→ **WRITTEN EXERCISE**
List all lines of the data containing the word "that".

[Records from a data collection]
** Start **

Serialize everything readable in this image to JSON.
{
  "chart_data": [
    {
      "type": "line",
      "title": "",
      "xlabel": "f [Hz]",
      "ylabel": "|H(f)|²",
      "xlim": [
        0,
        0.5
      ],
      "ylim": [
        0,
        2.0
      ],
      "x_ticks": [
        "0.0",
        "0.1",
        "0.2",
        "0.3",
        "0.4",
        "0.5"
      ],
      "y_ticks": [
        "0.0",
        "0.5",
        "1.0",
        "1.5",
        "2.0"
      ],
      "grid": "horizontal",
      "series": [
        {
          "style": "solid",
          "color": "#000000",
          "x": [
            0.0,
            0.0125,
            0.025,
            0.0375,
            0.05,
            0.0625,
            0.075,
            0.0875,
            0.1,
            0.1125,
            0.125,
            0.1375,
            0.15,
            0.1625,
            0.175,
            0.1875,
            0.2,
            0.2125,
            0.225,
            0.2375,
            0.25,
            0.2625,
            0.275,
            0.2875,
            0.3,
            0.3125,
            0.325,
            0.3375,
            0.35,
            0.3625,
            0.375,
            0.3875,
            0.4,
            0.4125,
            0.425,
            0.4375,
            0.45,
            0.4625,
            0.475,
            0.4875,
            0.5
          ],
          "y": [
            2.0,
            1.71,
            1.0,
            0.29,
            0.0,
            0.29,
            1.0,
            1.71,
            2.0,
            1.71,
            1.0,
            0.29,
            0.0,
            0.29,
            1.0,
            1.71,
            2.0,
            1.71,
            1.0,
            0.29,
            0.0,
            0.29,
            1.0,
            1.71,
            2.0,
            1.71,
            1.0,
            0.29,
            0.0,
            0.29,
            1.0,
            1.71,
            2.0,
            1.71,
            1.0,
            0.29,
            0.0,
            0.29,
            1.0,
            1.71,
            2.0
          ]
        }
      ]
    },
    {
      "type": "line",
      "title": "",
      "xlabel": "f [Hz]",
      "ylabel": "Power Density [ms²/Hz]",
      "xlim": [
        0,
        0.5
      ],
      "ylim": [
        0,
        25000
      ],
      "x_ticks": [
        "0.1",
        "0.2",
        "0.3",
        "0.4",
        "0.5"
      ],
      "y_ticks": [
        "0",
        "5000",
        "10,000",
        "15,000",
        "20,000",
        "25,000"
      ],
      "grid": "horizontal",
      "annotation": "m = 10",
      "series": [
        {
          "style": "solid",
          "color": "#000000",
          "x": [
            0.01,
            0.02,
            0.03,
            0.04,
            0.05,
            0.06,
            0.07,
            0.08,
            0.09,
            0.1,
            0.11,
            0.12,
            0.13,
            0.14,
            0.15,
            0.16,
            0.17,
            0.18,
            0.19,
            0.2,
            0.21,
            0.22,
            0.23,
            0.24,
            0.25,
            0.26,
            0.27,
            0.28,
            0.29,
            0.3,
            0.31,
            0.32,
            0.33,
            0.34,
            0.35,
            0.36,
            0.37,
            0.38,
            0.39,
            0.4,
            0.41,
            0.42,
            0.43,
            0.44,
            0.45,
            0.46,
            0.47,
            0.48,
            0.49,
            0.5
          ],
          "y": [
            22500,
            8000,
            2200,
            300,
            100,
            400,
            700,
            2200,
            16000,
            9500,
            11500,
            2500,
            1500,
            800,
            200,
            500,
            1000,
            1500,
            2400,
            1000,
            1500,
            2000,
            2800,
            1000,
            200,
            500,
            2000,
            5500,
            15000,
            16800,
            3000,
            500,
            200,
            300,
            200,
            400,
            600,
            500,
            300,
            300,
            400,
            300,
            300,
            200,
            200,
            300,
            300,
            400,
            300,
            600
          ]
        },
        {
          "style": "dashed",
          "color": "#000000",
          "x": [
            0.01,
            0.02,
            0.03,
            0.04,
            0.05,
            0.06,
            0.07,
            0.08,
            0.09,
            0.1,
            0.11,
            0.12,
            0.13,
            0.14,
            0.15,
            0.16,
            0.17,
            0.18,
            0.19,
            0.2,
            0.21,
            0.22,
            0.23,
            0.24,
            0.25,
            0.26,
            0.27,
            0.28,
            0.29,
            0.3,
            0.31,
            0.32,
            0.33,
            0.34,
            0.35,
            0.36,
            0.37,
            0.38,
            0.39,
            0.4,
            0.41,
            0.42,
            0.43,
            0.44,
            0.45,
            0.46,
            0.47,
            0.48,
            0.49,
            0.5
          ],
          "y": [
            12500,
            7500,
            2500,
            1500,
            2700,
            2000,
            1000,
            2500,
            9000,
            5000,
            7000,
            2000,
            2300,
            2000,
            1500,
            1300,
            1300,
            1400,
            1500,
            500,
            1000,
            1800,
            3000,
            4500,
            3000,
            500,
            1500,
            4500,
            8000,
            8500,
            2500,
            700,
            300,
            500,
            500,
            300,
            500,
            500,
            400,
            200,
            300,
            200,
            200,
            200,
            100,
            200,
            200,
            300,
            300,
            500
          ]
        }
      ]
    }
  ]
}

** End **
** Start **

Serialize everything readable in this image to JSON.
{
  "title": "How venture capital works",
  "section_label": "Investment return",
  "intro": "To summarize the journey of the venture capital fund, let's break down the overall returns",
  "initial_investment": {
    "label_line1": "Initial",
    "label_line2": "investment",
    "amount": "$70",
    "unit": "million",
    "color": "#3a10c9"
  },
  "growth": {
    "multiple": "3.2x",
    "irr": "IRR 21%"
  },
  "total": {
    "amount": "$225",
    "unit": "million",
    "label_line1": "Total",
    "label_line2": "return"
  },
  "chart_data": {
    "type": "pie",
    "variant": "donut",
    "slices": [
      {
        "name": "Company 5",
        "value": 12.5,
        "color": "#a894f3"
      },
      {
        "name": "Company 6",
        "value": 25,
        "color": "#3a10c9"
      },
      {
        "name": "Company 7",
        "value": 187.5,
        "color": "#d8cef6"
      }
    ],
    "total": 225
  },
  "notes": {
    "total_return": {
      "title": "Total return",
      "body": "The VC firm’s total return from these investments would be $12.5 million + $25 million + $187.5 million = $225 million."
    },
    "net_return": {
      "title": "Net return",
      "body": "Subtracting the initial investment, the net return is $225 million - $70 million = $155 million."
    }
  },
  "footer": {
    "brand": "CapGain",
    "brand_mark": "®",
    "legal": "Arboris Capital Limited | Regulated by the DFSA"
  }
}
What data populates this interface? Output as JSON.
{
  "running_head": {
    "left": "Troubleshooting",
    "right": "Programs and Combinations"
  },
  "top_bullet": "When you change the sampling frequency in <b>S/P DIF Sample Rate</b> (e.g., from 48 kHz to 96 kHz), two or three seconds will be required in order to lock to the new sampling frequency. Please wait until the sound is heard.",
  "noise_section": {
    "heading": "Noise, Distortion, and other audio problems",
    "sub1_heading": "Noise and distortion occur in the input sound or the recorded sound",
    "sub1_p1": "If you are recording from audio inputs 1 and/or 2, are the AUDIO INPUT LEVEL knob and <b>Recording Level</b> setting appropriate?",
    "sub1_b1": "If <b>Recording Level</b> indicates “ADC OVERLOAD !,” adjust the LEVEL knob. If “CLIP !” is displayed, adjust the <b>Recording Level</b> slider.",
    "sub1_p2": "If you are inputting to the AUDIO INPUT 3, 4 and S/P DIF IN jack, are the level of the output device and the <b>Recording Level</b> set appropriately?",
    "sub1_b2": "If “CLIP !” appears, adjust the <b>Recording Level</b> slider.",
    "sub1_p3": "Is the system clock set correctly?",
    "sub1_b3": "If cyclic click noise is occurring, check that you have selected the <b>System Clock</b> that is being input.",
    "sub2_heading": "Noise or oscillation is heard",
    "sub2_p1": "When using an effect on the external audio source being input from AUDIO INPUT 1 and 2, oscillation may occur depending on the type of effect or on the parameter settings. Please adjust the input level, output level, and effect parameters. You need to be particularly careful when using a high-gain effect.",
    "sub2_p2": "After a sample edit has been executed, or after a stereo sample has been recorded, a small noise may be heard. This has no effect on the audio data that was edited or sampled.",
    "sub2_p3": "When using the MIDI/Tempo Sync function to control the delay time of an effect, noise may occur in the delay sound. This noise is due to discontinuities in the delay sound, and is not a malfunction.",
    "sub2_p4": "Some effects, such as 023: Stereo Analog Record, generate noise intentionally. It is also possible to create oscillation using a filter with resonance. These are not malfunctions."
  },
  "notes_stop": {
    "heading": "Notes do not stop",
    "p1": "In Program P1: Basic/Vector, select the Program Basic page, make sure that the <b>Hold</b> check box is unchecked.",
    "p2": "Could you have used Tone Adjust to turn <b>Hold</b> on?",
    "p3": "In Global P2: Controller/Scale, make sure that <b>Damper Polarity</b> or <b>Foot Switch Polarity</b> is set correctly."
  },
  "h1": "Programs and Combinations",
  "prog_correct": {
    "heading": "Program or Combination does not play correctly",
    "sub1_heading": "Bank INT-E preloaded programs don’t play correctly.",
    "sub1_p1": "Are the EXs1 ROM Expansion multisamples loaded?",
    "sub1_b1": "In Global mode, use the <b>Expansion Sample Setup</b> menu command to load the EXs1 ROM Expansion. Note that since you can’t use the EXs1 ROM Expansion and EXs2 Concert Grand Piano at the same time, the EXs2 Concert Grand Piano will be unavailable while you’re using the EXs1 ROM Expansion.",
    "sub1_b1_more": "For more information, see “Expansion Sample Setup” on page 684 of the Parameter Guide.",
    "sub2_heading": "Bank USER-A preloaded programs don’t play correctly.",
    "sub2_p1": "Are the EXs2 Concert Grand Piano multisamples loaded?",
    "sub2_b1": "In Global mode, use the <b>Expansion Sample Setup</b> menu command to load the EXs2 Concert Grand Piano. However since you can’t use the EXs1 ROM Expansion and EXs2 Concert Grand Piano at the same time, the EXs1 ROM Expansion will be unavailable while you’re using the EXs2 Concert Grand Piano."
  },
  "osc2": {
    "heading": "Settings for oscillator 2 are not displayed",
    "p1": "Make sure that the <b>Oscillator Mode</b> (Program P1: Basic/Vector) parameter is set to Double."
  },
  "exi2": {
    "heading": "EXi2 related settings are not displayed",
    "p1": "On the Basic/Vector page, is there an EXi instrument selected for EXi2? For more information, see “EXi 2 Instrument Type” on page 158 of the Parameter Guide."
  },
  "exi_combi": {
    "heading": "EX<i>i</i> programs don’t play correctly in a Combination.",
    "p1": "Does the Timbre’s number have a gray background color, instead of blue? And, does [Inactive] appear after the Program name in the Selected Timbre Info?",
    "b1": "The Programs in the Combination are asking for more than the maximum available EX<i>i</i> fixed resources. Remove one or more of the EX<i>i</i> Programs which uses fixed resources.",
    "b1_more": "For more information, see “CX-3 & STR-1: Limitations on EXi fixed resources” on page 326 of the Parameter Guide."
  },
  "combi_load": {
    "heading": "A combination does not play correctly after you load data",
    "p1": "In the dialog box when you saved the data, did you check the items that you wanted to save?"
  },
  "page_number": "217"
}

** End **
** Start **

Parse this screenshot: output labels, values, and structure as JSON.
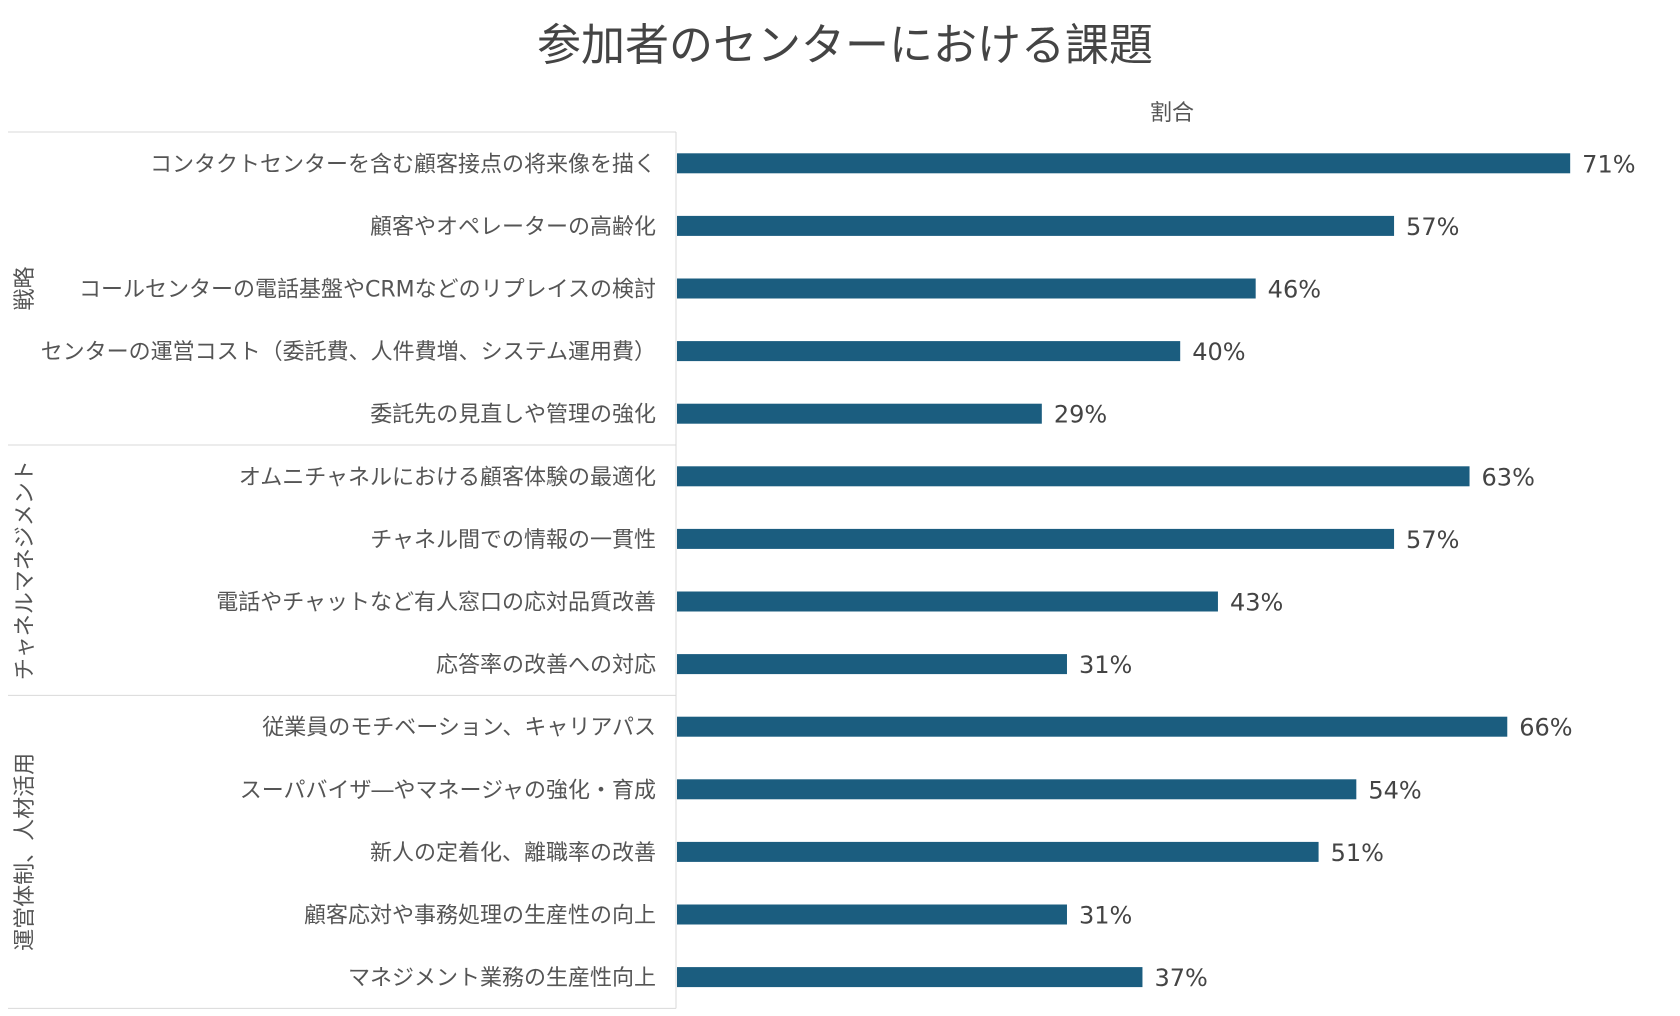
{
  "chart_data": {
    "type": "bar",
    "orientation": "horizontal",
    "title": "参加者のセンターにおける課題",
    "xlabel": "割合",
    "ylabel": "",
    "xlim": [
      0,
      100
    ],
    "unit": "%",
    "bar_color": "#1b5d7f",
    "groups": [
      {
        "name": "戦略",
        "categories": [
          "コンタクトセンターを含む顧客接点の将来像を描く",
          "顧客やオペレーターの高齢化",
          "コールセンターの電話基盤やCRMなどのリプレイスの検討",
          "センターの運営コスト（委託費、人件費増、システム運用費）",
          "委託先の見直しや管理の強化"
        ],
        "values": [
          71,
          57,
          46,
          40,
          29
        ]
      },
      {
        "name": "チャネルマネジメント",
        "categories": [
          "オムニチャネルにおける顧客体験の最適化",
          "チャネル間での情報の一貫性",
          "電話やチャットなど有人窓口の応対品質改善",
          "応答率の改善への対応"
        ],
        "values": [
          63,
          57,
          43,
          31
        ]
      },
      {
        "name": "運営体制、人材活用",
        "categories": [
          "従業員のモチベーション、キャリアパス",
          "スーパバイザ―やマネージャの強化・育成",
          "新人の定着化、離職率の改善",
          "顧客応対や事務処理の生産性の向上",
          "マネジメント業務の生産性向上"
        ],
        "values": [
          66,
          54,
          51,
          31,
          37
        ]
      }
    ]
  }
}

** End **

→ **FULL SOLUTION**
    "sub1_b3": "If cyclic click noise is occurring, check that you have selected the <b>System Clock</b> that is being input.",
    "sub2_p2": "After a sample edit has been executed, or after a stereo sample has been recorded, a small noise may be heard. This has no effect on the audio data that was edited or sampled.",
    "p1": "In Program P1: Basic/Vector, select the Program Basic page, make sure that the <b>Hold</b> check box is unchecked.",
    "p3": "In Global P2: Controller/Scale, make sure that <b>Damper Polarity</b> or <b>Foot Switch Polarity</b> is set correctly."
    "sub1_b1": "In Global mode, use the <b>Expansion Sample Setup</b> menu command to load the EXs1 ROM Expansion. Note that since you can’t use the EXs1 ROM Expansion and EXs2 Concert Grand Piano at the same time, the EXs2 Concert Grand Piano will be unavailable while you’re using the EXs1 ROM Expansion.",
    "p1": "Make sure that the <b>Oscillator Mode</b> (Program P1: Basic/Vector) parameter is set to Double."
    "p1": "In the dialog box when you saved the data, did you check the items that you wanted to save?"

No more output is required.